**What you should do**
Your answer should be only a number: how many lines include the word "bite".

**Data shown**
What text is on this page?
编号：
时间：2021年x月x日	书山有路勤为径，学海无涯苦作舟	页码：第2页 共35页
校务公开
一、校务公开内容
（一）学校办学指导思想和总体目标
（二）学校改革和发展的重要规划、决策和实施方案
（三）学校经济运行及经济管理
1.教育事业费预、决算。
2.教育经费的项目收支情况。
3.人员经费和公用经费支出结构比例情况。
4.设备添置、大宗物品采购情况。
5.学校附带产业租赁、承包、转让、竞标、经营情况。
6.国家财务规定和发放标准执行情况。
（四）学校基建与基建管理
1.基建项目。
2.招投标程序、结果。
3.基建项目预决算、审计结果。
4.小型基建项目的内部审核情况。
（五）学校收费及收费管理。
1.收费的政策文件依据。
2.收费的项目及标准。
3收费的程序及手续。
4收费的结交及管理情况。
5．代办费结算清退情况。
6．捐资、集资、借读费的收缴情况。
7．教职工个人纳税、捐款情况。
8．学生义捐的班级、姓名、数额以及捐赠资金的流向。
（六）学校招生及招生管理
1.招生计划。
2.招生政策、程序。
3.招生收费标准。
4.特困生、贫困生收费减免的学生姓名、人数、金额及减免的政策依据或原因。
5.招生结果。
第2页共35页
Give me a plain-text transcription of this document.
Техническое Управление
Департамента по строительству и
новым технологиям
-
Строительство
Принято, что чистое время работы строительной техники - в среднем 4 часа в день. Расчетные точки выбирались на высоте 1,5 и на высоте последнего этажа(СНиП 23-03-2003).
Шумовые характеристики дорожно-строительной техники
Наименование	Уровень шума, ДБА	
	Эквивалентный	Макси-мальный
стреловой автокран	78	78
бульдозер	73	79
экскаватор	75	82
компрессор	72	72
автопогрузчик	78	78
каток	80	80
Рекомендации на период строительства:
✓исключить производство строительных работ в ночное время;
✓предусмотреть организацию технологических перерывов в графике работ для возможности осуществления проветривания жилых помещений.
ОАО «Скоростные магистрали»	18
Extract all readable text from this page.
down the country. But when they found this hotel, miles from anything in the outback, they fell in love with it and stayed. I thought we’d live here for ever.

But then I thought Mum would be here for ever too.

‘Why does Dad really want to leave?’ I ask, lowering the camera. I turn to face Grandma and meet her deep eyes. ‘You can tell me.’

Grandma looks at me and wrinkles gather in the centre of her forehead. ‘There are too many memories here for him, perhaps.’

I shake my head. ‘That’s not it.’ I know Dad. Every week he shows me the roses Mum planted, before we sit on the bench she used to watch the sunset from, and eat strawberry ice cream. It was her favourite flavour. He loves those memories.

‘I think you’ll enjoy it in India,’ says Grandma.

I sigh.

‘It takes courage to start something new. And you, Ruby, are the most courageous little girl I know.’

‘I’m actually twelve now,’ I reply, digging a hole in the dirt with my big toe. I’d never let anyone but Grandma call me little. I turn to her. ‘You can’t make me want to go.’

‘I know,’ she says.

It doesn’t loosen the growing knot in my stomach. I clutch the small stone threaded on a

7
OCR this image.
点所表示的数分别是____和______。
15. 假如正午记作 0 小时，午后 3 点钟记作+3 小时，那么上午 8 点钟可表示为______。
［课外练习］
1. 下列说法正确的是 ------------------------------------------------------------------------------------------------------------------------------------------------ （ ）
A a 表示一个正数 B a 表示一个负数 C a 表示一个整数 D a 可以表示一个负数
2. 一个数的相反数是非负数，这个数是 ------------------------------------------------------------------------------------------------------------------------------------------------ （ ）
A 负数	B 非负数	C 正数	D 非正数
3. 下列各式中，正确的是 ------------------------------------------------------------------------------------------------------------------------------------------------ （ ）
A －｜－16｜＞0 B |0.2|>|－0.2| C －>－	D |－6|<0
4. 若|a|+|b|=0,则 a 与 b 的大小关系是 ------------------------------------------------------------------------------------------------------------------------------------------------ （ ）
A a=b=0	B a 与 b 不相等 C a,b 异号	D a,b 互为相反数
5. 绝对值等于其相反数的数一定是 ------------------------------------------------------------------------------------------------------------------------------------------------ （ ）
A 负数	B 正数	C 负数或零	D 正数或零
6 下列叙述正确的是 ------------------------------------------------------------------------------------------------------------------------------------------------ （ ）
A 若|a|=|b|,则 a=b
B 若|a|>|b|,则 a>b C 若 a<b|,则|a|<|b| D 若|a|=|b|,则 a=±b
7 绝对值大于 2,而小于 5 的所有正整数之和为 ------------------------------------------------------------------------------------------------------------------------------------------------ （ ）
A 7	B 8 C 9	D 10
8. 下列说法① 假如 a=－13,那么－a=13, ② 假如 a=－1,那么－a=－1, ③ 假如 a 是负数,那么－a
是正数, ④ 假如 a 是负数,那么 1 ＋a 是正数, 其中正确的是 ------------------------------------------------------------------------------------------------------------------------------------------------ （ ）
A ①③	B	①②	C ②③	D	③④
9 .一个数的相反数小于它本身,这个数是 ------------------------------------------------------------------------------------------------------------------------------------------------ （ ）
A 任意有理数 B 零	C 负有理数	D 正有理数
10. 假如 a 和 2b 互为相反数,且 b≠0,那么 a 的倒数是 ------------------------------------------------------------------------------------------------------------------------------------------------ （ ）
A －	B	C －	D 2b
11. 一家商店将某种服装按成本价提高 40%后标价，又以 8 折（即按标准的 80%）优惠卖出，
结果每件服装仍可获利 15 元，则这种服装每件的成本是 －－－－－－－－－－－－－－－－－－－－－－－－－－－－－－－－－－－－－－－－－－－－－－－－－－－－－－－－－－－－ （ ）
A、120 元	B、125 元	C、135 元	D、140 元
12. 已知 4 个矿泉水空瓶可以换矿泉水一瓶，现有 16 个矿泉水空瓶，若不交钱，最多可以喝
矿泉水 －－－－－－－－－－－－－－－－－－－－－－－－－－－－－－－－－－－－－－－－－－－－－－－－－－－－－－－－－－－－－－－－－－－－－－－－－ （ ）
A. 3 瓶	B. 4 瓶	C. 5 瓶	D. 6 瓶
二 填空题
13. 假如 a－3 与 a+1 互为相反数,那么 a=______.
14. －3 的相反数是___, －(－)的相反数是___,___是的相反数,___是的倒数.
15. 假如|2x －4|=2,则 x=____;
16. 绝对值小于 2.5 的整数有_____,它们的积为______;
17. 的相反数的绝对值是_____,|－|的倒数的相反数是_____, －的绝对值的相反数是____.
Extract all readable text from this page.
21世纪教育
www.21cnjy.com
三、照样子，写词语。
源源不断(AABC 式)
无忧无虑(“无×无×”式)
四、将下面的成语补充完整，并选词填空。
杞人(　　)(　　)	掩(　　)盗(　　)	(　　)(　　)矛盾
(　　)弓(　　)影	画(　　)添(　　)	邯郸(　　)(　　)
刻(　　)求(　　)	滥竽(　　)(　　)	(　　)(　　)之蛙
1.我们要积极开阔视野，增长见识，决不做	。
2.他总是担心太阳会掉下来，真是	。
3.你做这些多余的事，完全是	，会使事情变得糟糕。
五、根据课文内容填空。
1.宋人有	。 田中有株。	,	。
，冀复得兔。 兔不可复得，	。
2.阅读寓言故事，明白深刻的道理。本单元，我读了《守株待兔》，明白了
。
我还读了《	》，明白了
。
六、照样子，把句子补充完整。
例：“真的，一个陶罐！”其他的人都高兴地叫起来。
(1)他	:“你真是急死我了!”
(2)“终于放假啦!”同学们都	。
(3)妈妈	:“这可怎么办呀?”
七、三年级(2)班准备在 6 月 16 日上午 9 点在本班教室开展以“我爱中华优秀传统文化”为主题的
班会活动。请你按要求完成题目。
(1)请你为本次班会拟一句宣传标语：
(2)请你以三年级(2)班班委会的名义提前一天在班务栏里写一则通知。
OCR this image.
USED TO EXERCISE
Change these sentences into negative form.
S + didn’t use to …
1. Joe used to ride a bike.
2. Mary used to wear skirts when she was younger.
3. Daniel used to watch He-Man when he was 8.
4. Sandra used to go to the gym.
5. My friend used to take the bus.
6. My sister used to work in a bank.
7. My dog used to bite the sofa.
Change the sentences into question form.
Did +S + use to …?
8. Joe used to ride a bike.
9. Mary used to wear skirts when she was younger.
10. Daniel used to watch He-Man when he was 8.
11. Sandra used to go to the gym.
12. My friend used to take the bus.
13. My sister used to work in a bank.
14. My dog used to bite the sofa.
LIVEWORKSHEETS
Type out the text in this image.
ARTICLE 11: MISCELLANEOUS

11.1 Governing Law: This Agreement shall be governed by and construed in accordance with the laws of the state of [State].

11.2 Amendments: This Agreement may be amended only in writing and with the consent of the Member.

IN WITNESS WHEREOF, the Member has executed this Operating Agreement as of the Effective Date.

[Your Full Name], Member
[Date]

**Reply to the task**
2